Task details: State how many lines hold the word "JSON", with no other words.

Recorded data start

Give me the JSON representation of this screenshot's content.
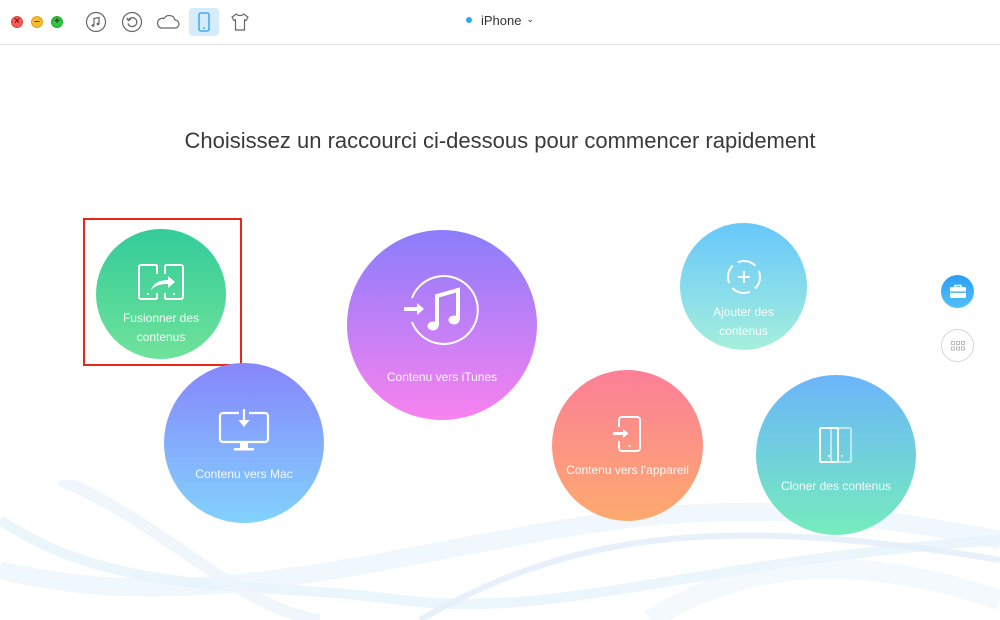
{
  "titlebar": {
    "window_controls": [
      "close",
      "minimize",
      "maximize"
    ],
    "toolbar": [
      {
        "name": "music-icon",
        "active": false
      },
      {
        "name": "restore-icon",
        "active": false
      },
      {
        "name": "cloud-icon",
        "active": false
      },
      {
        "name": "phone-icon",
        "active": true
      },
      {
        "name": "shirt-icon",
        "active": false
      }
    ],
    "device_name": "iPhone",
    "device_status_color": "#2aa7f2",
    "chevron": "⌄"
  },
  "main": {
    "headline": "Choisissez un raccourci ci-dessous pour commencer rapidement",
    "shortcuts": [
      {
        "id": "fusion",
        "line1": "Fusionner des",
        "line2": "contenus",
        "icon": "merge-devices-icon",
        "highlighted": true
      },
      {
        "id": "mac",
        "label": "Contenu vers Mac",
        "icon": "computer-download-icon"
      },
      {
        "id": "itunes",
        "label": "Contenu vers iTunes",
        "icon": "itunes-transfer-icon"
      },
      {
        "id": "ajout",
        "line1": "Ajouter des",
        "line2": "contenus",
        "icon": "add-content-icon"
      },
      {
        "id": "device",
        "label": "Contenu vers l’appareil",
        "icon": "to-device-icon"
      },
      {
        "id": "clone",
        "label": "Cloner des contenus",
        "icon": "clone-device-icon"
      }
    ]
  },
  "sidebar": {
    "tools_button": "toolbox-icon",
    "grid_button": "apps-grid-icon"
  },
  "colors": {
    "highlight": "#e8261a",
    "accent": "#2c9df5"
  }
}
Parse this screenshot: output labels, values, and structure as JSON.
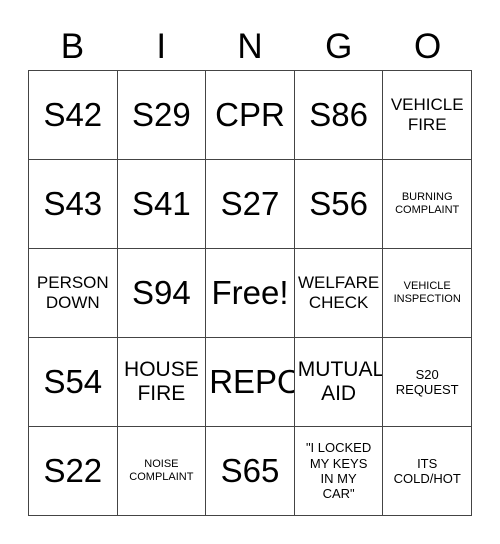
{
  "header": {
    "letters": [
      "B",
      "I",
      "N",
      "G",
      "O"
    ]
  },
  "grid": {
    "rows": 5,
    "columns": 5,
    "border_color": "#444444",
    "background_color": "#ffffff",
    "text_color": "#000000",
    "cells": [
      {
        "text": "S42",
        "size": "size-xl"
      },
      {
        "text": "S29",
        "size": "size-xl"
      },
      {
        "text": "CPR",
        "size": "size-xl"
      },
      {
        "text": "S86",
        "size": "size-xl"
      },
      {
        "text": "VEHICLE\nFIRE",
        "size": "size-md"
      },
      {
        "text": "S43",
        "size": "size-xl"
      },
      {
        "text": "S41",
        "size": "size-xl"
      },
      {
        "text": "S27",
        "size": "size-xl"
      },
      {
        "text": "S56",
        "size": "size-xl"
      },
      {
        "text": "BURNING\nCOMPLAINT",
        "size": "size-xs"
      },
      {
        "text": "PERSON\nDOWN",
        "size": "size-md"
      },
      {
        "text": "S94",
        "size": "size-xl"
      },
      {
        "text": "Free!",
        "size": "size-xl"
      },
      {
        "text": "WELFARE\nCHECK",
        "size": "size-md"
      },
      {
        "text": "VEHICLE\nINSPECTION",
        "size": "size-xs"
      },
      {
        "text": "S54",
        "size": "size-xl"
      },
      {
        "text": "HOUSE\nFIRE",
        "size": "size-lg"
      },
      {
        "text": "REPO",
        "size": "size-xl"
      },
      {
        "text": "MUTUAL\nAID",
        "size": "size-lg"
      },
      {
        "text": "S20\nREQUEST",
        "size": "size-sm"
      },
      {
        "text": "S22",
        "size": "size-xl"
      },
      {
        "text": "NOISE\nCOMPLAINT",
        "size": "size-xs"
      },
      {
        "text": "S65",
        "size": "size-xl"
      },
      {
        "text": "\"I LOCKED\nMY KEYS\nIN MY\nCAR\"",
        "size": "size-sm"
      },
      {
        "text": "ITS\nCOLD/HOT",
        "size": "size-sm"
      }
    ]
  }
}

Recorded data end

Result of this exercise: 2